— START —
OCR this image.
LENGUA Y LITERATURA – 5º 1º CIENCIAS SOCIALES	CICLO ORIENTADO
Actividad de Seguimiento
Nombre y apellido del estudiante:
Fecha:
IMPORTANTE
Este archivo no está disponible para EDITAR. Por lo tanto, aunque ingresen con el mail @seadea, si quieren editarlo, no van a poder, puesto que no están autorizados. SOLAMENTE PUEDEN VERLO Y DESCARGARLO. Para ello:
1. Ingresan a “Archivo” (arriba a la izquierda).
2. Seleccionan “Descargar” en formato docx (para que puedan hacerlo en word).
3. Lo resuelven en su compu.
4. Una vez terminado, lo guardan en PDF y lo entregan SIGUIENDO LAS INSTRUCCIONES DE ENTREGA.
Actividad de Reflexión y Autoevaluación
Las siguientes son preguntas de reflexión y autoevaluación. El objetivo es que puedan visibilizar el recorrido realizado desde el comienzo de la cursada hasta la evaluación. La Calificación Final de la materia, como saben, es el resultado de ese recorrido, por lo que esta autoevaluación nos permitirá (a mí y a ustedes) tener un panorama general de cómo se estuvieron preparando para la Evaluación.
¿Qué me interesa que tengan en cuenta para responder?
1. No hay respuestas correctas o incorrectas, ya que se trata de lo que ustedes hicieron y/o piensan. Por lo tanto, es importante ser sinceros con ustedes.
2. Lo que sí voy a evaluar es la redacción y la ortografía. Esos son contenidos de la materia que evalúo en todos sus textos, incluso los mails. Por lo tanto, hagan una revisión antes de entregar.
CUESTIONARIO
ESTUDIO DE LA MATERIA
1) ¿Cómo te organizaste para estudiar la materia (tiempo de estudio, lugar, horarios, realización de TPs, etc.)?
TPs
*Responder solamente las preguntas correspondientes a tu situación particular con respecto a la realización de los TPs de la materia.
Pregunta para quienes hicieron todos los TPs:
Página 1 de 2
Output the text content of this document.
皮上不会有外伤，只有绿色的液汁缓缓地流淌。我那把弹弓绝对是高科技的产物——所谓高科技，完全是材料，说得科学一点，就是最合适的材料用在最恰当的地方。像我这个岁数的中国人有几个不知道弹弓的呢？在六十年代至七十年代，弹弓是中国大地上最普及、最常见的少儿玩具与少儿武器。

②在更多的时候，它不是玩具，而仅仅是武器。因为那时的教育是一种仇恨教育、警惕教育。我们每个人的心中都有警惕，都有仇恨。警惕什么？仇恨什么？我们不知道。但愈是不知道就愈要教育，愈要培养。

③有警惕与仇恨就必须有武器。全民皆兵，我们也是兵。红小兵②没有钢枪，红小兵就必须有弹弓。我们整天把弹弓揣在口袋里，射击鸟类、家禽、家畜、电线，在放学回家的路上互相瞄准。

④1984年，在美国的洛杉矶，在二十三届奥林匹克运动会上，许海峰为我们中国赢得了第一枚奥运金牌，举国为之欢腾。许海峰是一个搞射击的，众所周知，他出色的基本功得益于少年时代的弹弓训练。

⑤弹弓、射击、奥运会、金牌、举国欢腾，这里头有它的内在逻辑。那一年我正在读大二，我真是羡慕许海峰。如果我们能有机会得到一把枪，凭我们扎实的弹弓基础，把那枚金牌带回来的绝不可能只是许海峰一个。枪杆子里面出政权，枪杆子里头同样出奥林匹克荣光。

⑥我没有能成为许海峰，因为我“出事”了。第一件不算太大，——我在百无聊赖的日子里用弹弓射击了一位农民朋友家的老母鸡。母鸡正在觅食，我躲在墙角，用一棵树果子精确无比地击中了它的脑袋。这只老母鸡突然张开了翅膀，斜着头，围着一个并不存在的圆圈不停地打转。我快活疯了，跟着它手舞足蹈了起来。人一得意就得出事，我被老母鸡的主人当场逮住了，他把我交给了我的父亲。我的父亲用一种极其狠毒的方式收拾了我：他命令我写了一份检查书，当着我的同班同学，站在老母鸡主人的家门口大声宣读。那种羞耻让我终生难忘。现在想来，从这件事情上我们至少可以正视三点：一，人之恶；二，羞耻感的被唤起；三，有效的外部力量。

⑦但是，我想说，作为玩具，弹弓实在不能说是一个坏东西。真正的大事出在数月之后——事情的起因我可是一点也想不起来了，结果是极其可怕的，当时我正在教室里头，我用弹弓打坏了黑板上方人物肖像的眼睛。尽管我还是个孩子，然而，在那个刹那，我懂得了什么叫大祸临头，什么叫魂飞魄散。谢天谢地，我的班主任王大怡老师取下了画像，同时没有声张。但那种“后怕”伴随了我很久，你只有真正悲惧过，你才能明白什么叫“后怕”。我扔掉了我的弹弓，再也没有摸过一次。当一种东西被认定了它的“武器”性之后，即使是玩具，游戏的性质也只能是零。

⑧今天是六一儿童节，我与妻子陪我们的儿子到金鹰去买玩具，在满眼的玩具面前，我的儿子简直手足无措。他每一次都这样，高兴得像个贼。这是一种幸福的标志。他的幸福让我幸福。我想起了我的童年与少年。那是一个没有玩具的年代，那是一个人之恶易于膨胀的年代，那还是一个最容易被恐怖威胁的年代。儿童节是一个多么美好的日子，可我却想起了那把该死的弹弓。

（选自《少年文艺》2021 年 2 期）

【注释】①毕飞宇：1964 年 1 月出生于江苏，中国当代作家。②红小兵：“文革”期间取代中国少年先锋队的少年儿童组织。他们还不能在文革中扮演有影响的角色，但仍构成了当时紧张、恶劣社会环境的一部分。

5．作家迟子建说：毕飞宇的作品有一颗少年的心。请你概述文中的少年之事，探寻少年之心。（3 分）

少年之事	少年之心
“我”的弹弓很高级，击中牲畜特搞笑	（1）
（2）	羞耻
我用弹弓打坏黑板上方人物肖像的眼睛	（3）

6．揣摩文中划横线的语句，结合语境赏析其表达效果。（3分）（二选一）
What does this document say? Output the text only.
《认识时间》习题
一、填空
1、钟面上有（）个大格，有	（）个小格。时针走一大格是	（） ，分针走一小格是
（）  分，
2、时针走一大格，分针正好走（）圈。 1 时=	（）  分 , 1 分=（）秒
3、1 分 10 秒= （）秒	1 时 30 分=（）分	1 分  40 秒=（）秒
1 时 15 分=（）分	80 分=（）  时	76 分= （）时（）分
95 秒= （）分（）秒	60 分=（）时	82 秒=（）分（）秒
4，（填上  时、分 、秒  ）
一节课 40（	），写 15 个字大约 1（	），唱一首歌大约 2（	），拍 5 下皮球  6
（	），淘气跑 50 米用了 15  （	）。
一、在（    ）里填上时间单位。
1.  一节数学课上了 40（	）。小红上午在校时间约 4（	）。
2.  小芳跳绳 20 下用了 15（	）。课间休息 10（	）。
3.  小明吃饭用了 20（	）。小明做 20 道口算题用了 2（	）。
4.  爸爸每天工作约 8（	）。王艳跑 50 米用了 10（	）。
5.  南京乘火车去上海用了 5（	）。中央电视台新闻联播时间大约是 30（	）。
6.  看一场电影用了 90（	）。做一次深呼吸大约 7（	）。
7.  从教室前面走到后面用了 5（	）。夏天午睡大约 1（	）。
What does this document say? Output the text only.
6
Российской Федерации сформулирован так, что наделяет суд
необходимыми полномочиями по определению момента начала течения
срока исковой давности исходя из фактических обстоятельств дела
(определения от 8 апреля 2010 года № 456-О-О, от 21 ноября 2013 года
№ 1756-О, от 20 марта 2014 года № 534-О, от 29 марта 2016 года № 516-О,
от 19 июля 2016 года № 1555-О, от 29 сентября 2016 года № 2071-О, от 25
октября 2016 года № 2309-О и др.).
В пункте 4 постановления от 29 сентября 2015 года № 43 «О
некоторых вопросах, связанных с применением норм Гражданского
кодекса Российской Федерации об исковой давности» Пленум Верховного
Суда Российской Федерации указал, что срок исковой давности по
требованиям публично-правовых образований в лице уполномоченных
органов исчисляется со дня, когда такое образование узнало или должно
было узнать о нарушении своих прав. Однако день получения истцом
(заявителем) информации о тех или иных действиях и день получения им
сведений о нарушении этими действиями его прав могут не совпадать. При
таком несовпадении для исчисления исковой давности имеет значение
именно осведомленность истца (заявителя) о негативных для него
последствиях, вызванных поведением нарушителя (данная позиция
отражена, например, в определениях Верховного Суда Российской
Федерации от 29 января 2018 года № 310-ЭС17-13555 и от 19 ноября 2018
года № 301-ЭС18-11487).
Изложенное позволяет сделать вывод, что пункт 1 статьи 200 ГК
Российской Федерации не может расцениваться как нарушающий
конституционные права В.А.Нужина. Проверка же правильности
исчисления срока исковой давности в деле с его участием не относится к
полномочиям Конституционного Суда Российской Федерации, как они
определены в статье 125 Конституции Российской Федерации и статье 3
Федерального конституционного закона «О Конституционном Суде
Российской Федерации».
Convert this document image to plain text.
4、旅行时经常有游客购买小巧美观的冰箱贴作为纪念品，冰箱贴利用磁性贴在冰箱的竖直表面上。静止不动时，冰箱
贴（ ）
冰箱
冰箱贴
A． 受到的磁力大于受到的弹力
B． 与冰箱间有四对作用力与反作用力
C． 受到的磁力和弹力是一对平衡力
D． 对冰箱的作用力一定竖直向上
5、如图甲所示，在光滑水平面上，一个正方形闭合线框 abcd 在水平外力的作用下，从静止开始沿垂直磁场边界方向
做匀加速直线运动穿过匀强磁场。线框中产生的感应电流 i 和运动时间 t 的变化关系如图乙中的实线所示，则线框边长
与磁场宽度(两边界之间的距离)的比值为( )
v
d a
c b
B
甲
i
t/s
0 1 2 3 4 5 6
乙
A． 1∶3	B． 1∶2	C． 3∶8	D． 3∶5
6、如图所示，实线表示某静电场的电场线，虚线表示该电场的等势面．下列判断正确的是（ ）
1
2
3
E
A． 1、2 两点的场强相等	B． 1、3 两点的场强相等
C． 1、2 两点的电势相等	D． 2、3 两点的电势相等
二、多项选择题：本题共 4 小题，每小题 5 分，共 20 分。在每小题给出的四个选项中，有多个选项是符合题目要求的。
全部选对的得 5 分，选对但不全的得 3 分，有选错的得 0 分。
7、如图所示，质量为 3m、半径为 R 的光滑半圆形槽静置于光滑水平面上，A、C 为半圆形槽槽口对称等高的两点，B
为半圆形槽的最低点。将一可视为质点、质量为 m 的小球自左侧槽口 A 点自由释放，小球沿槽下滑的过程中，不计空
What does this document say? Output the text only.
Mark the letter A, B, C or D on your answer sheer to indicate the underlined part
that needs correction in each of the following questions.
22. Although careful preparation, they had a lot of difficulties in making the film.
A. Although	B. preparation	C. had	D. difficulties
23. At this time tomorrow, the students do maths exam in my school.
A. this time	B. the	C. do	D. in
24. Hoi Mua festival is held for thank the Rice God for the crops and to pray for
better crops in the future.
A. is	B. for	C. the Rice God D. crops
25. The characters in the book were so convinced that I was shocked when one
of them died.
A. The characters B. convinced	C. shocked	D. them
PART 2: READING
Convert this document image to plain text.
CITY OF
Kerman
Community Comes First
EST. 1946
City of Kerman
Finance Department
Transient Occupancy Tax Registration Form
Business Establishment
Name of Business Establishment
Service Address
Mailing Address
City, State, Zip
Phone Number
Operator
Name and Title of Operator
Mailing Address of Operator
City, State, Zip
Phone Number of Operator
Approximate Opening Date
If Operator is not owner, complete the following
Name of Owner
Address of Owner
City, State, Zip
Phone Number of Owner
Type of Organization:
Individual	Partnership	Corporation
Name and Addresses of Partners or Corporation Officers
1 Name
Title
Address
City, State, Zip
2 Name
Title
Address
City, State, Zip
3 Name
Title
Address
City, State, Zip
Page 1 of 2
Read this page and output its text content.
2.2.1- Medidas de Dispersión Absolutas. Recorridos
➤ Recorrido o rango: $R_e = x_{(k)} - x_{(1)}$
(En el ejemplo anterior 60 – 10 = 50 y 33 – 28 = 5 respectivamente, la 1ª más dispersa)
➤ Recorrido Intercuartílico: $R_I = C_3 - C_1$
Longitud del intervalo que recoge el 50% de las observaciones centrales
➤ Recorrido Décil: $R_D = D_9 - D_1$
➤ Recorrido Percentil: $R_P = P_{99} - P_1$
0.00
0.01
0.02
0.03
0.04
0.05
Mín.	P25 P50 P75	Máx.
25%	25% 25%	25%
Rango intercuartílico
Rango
— END —
### Exercise details
Find the lines above holding the word "hicieron" and show them.

### Solution for this task
1. No hay respuestas correctas o incorrectas, ya que se trata de lo que ustedes hicieron y/o piensan. Por lo tanto, es importante ser sinceros con ustedes.
Pregunta para quienes hicieron todos los TPs:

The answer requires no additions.